Given information:
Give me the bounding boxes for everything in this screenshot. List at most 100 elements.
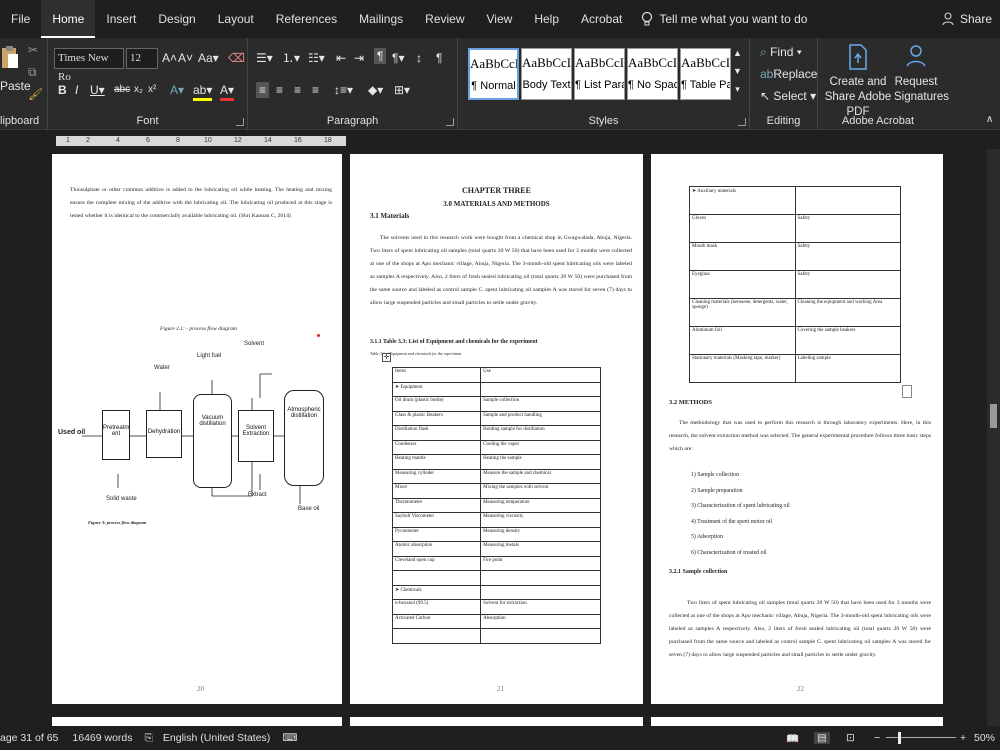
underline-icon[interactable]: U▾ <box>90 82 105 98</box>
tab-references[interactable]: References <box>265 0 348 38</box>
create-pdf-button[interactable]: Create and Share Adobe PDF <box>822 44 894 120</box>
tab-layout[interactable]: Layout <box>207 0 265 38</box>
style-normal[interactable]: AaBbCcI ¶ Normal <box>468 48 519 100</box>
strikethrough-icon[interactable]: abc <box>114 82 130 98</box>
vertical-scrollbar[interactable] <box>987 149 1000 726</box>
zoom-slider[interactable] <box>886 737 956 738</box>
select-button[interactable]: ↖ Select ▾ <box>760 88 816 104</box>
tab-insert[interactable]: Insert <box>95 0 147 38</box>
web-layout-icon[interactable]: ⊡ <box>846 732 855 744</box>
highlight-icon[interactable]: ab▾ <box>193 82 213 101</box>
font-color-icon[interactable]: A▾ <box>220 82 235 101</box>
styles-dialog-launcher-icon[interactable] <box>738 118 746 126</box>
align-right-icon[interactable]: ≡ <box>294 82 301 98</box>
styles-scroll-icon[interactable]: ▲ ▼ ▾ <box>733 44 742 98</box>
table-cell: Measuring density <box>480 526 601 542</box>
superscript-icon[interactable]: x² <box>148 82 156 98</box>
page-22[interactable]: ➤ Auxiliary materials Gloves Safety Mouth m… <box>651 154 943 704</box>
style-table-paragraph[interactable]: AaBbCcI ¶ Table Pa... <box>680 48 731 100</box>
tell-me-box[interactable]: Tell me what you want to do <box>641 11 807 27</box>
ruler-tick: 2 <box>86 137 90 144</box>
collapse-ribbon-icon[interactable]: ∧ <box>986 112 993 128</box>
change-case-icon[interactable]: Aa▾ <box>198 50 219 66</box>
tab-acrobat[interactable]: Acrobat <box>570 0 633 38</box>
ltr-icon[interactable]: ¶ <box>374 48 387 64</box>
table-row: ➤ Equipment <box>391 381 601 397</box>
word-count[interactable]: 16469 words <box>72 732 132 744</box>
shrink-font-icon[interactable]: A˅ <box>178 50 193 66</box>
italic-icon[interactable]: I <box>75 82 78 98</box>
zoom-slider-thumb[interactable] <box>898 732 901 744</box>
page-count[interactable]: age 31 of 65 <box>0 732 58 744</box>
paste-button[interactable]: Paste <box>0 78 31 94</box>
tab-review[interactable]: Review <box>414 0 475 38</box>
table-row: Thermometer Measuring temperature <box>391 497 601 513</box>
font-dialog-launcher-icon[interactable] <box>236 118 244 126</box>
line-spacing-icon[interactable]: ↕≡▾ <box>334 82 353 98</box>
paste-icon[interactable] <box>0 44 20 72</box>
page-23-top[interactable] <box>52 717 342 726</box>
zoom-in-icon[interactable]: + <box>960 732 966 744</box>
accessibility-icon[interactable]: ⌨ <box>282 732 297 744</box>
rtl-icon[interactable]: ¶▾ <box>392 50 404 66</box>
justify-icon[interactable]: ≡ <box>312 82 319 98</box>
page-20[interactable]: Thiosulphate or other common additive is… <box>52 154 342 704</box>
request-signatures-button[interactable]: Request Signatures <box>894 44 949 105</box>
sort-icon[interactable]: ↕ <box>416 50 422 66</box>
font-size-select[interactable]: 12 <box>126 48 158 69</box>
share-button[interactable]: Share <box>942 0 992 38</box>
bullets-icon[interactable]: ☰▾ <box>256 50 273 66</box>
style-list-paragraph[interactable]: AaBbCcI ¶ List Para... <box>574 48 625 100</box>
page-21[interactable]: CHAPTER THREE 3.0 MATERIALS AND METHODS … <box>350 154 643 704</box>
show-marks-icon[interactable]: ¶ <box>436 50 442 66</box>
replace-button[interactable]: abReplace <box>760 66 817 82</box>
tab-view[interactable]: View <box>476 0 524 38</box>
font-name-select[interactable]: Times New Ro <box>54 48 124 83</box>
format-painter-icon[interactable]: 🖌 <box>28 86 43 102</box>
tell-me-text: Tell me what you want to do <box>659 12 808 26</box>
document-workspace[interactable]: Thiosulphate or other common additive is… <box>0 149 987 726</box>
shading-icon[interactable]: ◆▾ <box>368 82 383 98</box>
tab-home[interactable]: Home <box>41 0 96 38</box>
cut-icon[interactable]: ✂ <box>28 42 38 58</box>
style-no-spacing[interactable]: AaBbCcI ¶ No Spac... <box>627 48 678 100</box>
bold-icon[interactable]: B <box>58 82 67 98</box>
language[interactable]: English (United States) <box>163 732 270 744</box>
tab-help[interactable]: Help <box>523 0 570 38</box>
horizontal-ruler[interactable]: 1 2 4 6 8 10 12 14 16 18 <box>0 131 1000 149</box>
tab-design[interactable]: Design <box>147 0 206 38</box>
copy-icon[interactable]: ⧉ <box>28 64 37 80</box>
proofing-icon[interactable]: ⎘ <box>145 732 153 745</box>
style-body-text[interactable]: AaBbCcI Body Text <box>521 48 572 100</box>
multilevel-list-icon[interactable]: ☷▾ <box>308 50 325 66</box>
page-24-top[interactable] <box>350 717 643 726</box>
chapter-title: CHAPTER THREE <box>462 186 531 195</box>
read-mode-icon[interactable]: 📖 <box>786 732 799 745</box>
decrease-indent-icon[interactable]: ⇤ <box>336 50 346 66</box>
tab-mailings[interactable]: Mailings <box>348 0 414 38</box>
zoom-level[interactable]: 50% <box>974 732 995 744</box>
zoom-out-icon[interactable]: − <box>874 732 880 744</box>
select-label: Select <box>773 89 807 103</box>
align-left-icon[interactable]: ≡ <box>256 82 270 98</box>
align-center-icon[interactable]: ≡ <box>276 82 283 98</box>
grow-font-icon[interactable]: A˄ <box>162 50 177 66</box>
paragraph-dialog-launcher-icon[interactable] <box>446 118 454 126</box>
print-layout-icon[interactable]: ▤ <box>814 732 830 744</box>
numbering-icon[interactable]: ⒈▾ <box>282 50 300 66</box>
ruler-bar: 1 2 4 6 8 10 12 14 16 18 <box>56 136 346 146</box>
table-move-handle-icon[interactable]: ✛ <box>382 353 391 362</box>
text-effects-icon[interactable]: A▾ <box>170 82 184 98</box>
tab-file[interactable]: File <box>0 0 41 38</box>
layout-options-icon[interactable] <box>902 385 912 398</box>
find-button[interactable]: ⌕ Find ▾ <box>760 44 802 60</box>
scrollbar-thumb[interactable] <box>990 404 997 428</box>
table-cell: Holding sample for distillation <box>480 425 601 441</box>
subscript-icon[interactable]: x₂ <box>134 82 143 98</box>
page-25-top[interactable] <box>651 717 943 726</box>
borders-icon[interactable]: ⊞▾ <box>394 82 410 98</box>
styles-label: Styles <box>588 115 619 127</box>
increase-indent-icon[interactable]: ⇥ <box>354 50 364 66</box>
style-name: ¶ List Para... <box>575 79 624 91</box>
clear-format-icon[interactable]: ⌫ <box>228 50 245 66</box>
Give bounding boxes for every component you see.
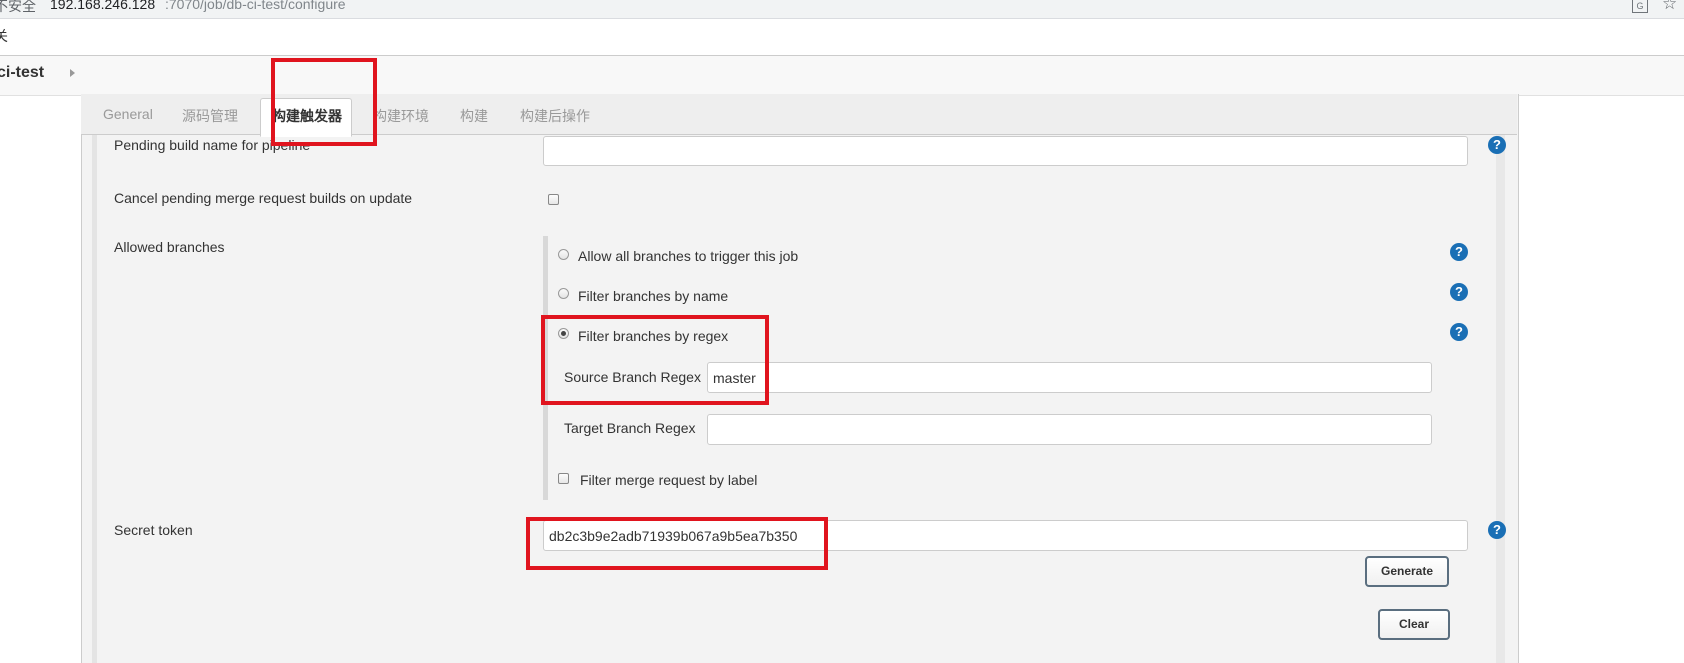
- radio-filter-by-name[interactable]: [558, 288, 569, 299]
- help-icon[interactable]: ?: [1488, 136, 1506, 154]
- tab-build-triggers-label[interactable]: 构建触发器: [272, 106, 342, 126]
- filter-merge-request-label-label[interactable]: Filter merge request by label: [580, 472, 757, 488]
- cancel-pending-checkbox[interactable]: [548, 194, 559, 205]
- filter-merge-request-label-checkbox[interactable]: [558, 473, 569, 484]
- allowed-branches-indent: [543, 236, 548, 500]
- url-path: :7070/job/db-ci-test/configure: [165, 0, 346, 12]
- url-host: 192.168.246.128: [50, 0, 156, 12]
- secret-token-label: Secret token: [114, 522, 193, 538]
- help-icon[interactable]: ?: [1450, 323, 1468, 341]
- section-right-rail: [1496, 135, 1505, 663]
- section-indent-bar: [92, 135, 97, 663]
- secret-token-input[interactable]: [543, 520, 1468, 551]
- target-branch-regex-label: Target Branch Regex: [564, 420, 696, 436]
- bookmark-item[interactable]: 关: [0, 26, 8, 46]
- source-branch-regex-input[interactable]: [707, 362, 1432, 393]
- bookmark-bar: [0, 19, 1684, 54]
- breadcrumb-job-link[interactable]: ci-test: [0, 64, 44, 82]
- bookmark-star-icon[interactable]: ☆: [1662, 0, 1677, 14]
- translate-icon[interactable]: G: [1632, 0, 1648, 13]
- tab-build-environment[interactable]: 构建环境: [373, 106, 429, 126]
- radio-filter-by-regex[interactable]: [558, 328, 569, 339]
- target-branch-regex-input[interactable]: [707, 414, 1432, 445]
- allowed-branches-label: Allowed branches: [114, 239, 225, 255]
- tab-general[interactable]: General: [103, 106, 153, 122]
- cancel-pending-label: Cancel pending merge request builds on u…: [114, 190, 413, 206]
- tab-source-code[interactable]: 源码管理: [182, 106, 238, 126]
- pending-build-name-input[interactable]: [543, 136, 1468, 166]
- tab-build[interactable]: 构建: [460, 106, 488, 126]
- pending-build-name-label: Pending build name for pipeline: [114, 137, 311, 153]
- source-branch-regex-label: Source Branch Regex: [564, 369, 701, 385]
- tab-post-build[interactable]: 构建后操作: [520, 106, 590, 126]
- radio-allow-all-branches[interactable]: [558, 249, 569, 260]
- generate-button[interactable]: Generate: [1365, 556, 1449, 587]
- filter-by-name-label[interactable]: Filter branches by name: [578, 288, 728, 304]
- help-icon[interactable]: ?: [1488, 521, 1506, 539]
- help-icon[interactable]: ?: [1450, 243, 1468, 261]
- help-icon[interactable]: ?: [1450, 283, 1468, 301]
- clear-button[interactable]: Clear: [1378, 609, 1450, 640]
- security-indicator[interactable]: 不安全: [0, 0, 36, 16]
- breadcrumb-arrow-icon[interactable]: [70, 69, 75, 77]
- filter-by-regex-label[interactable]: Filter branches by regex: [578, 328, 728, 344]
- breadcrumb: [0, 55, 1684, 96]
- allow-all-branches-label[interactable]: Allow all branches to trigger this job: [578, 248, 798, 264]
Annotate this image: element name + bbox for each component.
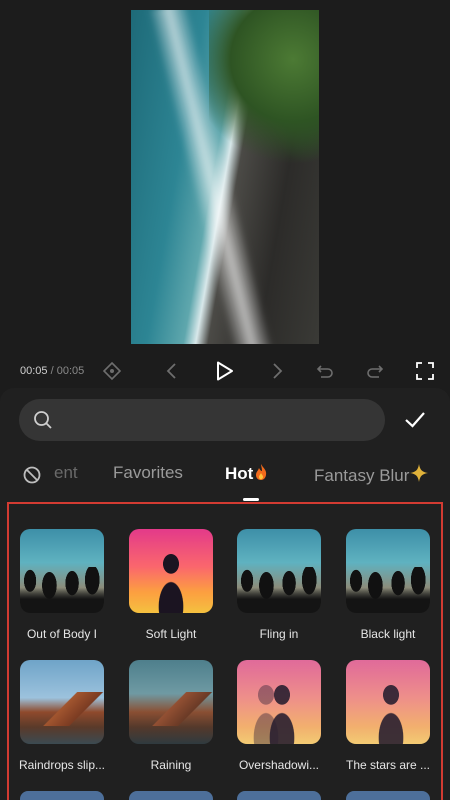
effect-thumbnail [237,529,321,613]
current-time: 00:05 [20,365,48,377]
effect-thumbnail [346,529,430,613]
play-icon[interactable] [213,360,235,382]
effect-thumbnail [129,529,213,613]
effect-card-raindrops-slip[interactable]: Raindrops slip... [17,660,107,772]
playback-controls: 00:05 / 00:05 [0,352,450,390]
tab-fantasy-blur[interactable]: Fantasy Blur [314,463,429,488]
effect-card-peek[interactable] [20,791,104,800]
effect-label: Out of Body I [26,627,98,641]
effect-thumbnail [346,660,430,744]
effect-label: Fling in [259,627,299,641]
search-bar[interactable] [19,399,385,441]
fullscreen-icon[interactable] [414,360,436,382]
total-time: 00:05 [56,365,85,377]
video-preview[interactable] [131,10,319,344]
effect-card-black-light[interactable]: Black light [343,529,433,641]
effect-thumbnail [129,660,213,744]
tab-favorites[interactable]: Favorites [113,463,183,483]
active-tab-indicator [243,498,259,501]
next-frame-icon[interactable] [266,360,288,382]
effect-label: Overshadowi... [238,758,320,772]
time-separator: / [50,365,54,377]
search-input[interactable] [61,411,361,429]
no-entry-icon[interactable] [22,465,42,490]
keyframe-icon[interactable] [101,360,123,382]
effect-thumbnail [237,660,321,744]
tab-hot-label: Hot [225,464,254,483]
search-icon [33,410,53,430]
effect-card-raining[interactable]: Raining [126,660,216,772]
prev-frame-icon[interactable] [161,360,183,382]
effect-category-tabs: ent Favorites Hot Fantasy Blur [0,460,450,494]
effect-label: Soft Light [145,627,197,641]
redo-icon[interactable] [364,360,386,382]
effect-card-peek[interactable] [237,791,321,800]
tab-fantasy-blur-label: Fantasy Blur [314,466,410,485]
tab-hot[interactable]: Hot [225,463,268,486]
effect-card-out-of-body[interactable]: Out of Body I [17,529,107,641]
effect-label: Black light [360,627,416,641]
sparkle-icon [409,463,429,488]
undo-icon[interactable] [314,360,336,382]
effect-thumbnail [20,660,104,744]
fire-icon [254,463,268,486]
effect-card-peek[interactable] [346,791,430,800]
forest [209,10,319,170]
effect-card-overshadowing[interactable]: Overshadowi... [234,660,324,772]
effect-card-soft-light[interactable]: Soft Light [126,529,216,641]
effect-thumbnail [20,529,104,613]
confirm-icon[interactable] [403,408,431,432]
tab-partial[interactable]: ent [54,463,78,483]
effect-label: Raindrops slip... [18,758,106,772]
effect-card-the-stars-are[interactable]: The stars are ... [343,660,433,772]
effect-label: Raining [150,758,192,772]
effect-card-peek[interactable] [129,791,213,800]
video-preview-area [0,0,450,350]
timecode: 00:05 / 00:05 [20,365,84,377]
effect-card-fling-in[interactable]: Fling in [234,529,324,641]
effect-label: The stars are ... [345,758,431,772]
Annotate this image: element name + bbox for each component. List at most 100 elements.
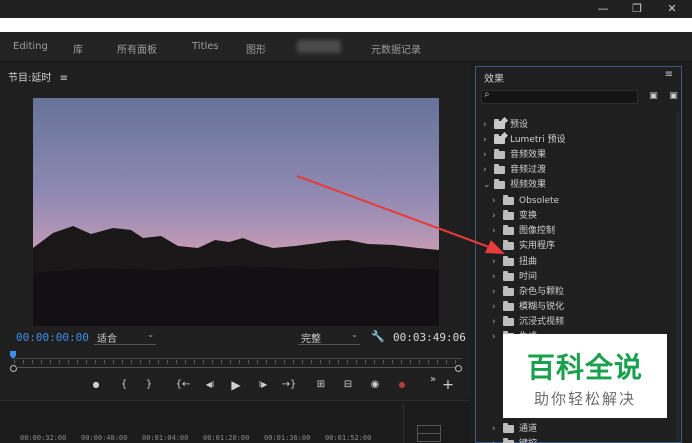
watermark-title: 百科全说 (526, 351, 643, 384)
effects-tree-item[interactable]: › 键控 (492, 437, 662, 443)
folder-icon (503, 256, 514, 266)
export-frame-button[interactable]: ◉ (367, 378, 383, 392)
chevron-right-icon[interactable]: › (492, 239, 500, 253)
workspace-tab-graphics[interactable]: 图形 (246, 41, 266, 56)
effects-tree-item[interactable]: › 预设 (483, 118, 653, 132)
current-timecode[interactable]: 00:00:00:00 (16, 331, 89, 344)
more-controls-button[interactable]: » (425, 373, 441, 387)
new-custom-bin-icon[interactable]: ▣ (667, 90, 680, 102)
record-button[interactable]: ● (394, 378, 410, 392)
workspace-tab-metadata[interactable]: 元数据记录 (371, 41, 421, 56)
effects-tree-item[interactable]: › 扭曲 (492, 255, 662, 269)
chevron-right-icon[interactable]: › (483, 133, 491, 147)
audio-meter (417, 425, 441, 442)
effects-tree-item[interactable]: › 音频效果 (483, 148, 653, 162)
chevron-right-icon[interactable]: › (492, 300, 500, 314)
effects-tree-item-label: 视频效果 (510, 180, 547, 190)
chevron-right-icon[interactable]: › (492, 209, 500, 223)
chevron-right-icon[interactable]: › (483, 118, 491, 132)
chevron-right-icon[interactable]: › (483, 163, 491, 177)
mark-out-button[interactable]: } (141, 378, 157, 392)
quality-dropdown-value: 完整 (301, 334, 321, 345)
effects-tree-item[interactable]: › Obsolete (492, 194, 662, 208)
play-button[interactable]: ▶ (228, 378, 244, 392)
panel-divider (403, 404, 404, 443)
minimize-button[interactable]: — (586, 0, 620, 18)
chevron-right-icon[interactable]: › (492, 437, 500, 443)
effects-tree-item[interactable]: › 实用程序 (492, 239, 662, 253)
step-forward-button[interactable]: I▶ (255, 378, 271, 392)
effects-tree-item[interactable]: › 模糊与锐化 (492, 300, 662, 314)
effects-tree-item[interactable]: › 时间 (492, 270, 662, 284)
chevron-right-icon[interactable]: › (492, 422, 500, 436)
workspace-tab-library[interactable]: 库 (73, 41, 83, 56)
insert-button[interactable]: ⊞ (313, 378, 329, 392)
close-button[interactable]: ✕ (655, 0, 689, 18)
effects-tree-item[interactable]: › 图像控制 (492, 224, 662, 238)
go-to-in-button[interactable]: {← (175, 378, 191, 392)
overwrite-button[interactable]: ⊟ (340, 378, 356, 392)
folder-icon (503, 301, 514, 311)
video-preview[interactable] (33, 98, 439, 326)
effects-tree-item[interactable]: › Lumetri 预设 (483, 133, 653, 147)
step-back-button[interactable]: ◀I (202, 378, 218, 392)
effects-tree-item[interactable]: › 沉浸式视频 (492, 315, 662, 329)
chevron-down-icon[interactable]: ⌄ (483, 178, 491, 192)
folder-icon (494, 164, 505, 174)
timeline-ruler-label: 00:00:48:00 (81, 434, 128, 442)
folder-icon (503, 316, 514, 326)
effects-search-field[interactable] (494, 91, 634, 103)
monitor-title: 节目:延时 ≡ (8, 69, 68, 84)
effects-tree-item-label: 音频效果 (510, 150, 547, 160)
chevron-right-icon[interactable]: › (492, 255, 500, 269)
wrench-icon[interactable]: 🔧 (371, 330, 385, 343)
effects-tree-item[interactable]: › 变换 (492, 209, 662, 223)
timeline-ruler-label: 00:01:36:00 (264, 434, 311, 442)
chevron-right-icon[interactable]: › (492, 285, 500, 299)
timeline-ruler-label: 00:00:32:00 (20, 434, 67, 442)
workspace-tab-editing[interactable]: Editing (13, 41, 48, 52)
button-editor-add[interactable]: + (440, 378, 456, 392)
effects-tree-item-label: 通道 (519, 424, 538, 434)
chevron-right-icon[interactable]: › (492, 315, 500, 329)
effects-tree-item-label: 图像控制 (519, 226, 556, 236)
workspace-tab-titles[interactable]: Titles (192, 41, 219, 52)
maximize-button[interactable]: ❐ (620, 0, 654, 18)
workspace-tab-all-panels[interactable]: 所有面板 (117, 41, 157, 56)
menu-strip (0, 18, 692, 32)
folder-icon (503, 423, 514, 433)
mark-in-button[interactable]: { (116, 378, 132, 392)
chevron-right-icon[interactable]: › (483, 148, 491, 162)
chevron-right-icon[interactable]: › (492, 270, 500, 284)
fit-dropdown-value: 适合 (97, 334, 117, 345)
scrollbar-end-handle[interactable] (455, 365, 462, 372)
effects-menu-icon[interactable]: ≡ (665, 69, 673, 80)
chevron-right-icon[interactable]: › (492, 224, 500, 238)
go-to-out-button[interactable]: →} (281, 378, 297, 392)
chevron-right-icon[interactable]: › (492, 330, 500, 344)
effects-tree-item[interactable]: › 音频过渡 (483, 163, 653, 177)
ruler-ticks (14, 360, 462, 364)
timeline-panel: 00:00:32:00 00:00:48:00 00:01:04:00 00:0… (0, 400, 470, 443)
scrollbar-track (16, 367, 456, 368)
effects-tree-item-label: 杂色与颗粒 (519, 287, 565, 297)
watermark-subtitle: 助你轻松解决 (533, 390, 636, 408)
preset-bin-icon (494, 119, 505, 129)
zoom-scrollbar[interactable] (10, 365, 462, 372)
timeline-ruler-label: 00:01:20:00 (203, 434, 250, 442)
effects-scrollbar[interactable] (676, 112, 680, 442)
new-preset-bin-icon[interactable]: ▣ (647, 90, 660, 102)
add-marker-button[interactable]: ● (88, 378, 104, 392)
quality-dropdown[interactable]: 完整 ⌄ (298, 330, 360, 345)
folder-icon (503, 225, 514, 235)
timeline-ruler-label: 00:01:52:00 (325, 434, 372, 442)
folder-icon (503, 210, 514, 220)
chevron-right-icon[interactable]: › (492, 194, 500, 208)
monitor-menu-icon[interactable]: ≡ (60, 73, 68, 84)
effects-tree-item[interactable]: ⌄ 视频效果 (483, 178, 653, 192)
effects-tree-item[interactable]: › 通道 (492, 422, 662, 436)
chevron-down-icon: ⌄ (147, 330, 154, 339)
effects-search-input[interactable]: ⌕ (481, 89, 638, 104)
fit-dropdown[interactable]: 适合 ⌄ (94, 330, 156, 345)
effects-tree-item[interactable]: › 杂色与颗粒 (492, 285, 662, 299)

What to work on: Arrange the lines starting at the one that contains "underline-icon[interactable]: U▾ <box>90" and ending at the one that contains "create-pdf-button[interactable]: Create and" as a Markdown table with the columns Number and Line, leaving out any blank lines.

The reply:
| Number | Line |
|---|---|
| 1 | underline-icon[interactable]: U▾ <box>90 82 105 98</box> |
| 2 | tab-references[interactable]: References <box>265 0 348 38</box> |
| 3 | create-pdf-button[interactable]: Create and Share Adobe PDF <box>822 44 894 120</box> |